Goal — Reproduce every line of the items below without altering any character.

[Excerpts from a layout annotation set]
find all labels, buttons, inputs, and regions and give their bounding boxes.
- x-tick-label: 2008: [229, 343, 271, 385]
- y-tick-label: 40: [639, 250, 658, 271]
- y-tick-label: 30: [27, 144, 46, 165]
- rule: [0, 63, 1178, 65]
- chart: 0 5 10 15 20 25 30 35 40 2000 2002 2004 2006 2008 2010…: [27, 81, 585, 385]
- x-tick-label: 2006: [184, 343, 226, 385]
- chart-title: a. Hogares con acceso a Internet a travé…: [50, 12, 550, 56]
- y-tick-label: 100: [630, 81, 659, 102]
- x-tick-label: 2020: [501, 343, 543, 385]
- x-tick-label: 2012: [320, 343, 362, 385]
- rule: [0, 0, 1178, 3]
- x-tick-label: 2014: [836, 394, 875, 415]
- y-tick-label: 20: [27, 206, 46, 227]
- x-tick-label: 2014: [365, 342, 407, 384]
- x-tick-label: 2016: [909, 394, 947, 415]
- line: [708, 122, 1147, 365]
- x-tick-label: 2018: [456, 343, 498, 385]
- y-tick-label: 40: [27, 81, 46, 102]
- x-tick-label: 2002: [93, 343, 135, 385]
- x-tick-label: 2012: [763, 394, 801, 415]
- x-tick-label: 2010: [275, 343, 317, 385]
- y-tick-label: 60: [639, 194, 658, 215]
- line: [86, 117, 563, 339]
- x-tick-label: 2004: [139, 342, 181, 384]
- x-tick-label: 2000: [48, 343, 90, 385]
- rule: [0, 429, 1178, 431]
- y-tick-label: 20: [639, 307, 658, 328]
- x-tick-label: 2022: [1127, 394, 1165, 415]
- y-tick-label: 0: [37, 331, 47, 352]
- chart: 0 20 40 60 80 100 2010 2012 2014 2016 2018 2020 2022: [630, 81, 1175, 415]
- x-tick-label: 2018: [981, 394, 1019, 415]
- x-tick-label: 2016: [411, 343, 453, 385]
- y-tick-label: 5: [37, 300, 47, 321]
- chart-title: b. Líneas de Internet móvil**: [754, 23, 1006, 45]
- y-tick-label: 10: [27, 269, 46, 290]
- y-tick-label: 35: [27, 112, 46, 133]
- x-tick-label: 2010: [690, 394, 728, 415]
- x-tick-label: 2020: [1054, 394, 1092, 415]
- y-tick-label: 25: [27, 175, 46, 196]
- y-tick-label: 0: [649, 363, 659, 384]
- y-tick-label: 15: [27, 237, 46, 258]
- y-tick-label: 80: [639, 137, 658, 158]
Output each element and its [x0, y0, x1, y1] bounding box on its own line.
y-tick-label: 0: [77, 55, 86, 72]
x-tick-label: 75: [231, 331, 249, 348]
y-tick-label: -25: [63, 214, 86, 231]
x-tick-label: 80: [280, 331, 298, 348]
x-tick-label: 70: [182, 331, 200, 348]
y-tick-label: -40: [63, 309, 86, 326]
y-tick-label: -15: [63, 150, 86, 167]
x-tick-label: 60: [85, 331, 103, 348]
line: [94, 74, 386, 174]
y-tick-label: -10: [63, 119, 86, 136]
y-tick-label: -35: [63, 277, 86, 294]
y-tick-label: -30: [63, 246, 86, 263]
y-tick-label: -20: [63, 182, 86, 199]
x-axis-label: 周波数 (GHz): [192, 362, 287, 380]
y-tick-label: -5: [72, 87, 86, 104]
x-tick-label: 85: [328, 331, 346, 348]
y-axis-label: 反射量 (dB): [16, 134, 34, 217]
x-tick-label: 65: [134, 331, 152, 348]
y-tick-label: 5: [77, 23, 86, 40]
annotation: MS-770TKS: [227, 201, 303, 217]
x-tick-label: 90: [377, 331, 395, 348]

Solution for this problem —
find all labels, buttons, inputs, and regions and give their bounding boxes.
- x-tick-label: 2008: [229, 343, 271, 385]
- y-tick-label: 40: [639, 250, 658, 271]
- y-tick-label: 30: [27, 144, 46, 165]
- rule: [0, 63, 1178, 65]
- chart: 0 5 10 15 20 25 30 35 40 2000 2002 2004 2006 2008 2010…: [27, 81, 585, 385]
- x-tick-label: 2006: [184, 343, 226, 385]
- chart-title: a. Hogares con acceso a Internet a travé…: [50, 12, 550, 56]
- y-tick-label: 100: [630, 81, 659, 102]
- x-tick-label: 2020: [501, 343, 543, 385]
- x-tick-label: 2012: [320, 343, 362, 385]
- rule: [0, 0, 1178, 3]
- x-tick-label: 2014: [836, 394, 875, 415]
- y-tick-label: 20: [27, 206, 46, 227]
- x-tick-label: 2014: [365, 342, 407, 384]
- x-tick-label: 2016: [909, 394, 947, 415]
- line: [708, 122, 1147, 365]
- x-tick-label: 2018: [456, 343, 498, 385]
- y-tick-label: 40: [27, 81, 46, 102]
- x-tick-label: 2002: [93, 343, 135, 385]
- x-tick-label: 2012: [763, 394, 801, 415]
- x-tick-label: 2010: [275, 343, 317, 385]
- y-tick-label: 60: [639, 194, 658, 215]
- line: [86, 117, 563, 339]
- x-tick-label: 2004: [139, 342, 181, 384]
- x-tick-label: 2000: [48, 343, 90, 385]
- rule: [0, 429, 1178, 431]
- y-tick-label: 20: [639, 307, 658, 328]
- x-tick-label: 2022: [1127, 394, 1165, 415]
- y-tick-label: 0: [37, 331, 47, 352]
- chart: 0 20 40 60 80 100 2010 2012 2014 2016 2018 2020 2022: [630, 81, 1175, 415]
- x-tick-label: 2018: [981, 394, 1019, 415]
- x-tick-label: 2016: [411, 343, 453, 385]
- y-tick-label: 5: [37, 300, 47, 321]
- chart-title: b. Líneas de Internet móvil**: [754, 23, 1006, 45]
- y-tick-label: 10: [27, 269, 46, 290]
- y-tick-label: 35: [27, 112, 46, 133]
- x-tick-label: 2010: [690, 394, 728, 415]
- x-tick-label: 2020: [1054, 394, 1092, 415]
- y-tick-label: 25: [27, 175, 46, 196]
- y-tick-label: 0: [649, 363, 659, 384]
- y-tick-label: 15: [27, 237, 46, 258]
- y-tick-label: 80: [639, 137, 658, 158]
Output each element and its [x0, y0, x1, y1] bounding box on its own line.
y-tick-label: 0: [77, 55, 86, 72]
x-tick-label: 75: [231, 331, 249, 348]
y-tick-label: -25: [63, 214, 86, 231]
x-tick-label: 80: [280, 331, 298, 348]
x-tick-label: 70: [182, 331, 200, 348]
y-tick-label: -40: [63, 309, 86, 326]
y-tick-label: -15: [63, 150, 86, 167]
x-tick-label: 60: [85, 331, 103, 348]
line: [94, 74, 386, 174]
y-tick-label: -10: [63, 119, 86, 136]
y-tick-label: -35: [63, 277, 86, 294]
y-tick-label: -30: [63, 246, 86, 263]
y-tick-label: -20: [63, 182, 86, 199]
x-axis-label: 周波数 (GHz): [192, 362, 287, 380]
y-tick-label: -5: [72, 87, 86, 104]
x-tick-label: 85: [328, 331, 346, 348]
y-axis-label: 反射量 (dB): [16, 134, 34, 217]
x-tick-label: 65: [134, 331, 152, 348]
y-tick-label: 5: [77, 23, 86, 40]
annotation: MS-770TKS: [227, 201, 303, 217]
x-tick-label: 90: [377, 331, 395, 348]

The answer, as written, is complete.